[Figure content listings]
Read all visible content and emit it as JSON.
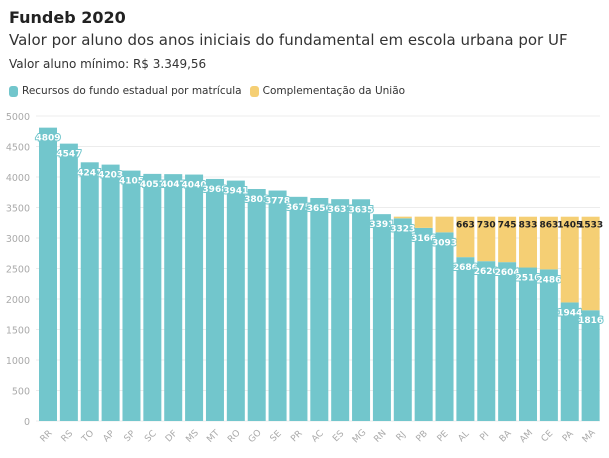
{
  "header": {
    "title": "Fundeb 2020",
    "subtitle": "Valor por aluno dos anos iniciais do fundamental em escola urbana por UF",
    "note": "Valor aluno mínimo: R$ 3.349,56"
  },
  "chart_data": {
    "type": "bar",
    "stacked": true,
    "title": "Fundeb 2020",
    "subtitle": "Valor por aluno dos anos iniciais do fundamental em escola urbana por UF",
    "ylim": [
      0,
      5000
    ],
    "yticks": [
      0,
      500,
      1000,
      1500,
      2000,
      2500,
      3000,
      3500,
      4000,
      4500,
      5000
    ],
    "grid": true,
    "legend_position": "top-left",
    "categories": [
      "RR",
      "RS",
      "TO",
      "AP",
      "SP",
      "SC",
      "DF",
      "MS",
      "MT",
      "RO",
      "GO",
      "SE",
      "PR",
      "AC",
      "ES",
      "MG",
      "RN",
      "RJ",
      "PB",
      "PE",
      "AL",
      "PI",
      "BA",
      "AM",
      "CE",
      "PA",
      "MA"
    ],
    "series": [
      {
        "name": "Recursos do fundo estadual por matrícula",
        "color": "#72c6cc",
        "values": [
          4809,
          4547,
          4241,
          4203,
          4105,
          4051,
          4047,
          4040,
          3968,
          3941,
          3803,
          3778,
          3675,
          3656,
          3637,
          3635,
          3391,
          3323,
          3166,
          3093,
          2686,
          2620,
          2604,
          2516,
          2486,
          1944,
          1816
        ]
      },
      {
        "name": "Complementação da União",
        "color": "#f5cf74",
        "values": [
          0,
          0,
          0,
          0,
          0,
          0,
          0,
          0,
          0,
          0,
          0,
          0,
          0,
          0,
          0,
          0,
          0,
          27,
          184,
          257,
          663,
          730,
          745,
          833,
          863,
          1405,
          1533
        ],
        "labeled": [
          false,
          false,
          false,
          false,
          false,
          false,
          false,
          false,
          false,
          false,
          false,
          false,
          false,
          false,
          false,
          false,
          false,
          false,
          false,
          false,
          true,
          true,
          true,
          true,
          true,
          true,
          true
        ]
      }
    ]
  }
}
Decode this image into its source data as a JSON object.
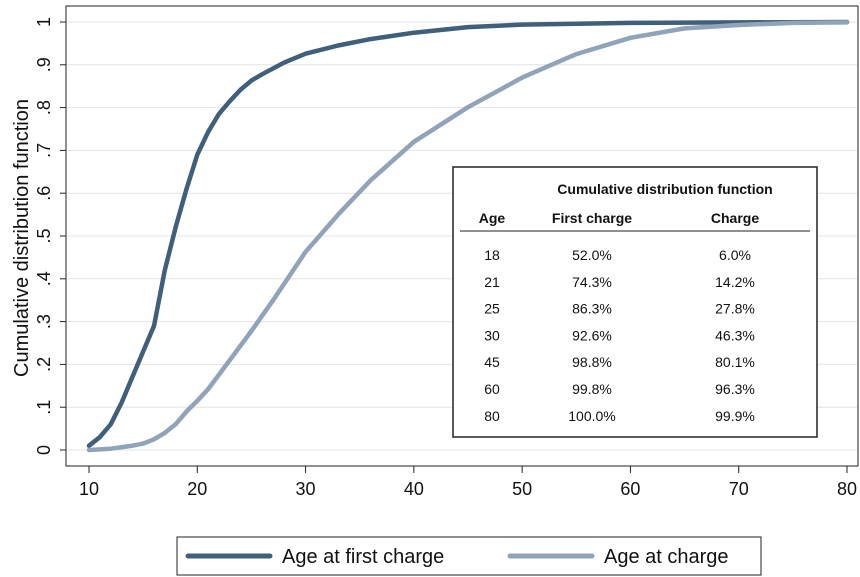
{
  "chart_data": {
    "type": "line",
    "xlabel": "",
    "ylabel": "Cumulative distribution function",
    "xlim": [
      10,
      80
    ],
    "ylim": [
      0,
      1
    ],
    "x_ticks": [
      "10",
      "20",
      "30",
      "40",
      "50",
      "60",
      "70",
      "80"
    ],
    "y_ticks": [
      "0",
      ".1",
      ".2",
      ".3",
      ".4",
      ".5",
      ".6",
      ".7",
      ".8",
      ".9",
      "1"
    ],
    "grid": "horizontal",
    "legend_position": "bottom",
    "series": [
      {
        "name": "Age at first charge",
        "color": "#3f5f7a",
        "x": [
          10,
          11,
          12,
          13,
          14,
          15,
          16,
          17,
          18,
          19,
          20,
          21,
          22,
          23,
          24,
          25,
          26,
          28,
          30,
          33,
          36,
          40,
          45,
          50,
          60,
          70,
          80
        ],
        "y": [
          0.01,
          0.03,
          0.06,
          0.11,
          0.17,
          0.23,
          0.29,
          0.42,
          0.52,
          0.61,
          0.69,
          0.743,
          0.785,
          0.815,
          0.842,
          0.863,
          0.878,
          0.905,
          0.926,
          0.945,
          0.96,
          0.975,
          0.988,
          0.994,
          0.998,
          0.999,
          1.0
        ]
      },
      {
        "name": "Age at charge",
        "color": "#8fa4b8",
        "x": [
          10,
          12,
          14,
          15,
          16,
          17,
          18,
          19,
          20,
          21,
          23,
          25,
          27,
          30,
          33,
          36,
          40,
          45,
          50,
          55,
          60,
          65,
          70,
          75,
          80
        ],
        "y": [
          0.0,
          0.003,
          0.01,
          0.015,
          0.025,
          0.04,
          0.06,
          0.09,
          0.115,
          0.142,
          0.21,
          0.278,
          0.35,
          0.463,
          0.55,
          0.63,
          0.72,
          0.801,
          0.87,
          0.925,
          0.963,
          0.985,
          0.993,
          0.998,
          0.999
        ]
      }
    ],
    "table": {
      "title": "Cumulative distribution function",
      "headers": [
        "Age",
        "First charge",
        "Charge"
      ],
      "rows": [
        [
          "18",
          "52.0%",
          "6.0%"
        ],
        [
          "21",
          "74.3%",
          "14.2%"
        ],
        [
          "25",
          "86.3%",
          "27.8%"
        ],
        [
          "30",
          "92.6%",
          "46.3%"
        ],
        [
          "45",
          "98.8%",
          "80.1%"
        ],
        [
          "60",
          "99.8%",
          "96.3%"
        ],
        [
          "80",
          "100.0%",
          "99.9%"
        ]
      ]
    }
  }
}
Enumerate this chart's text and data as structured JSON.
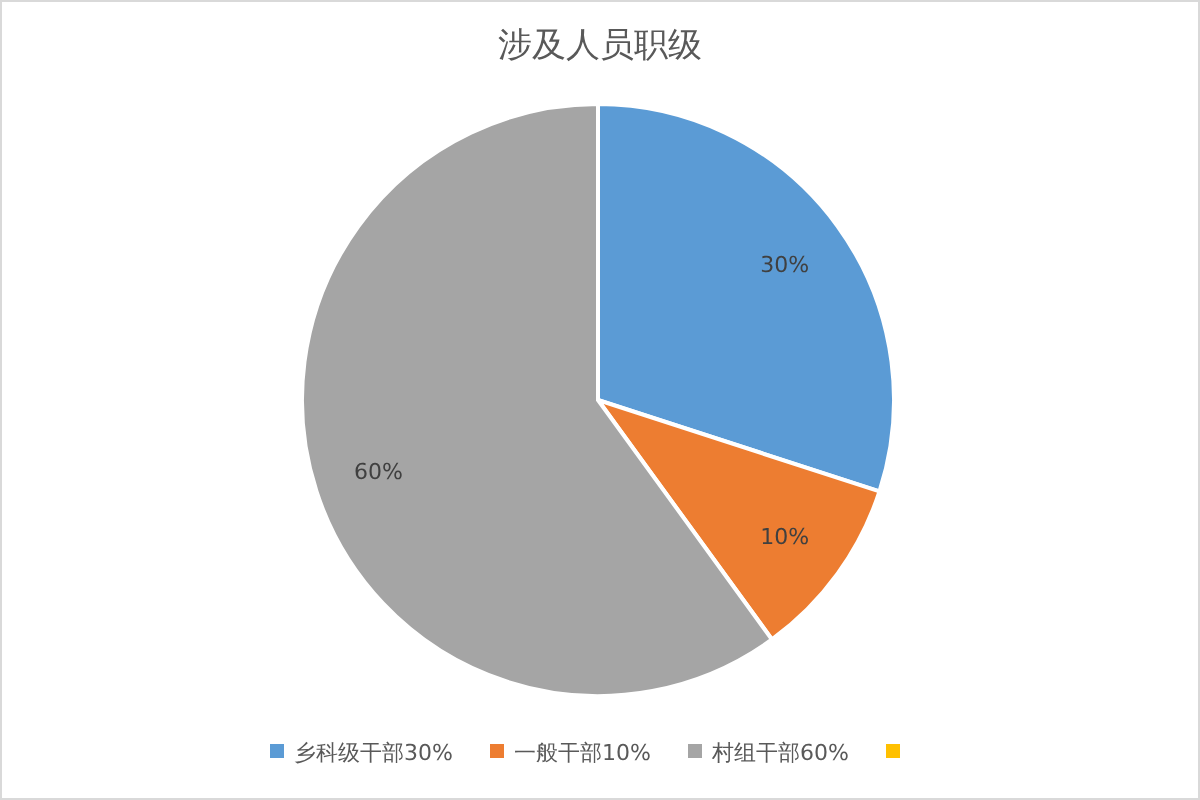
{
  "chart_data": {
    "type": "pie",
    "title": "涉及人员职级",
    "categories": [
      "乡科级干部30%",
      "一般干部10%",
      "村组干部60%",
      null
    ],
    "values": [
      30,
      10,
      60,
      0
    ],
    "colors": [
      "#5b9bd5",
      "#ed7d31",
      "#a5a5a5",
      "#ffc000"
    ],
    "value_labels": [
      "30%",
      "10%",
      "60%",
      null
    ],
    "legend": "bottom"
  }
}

JOB
Using the entries above, return each line in which the word "name" occurs.

SOLUTION
        "name": "Recursos do fundo estadual por matrícula",
        "name": "Complementação da União",
        "name": "Age at first charge",
        "name": "Age at charge",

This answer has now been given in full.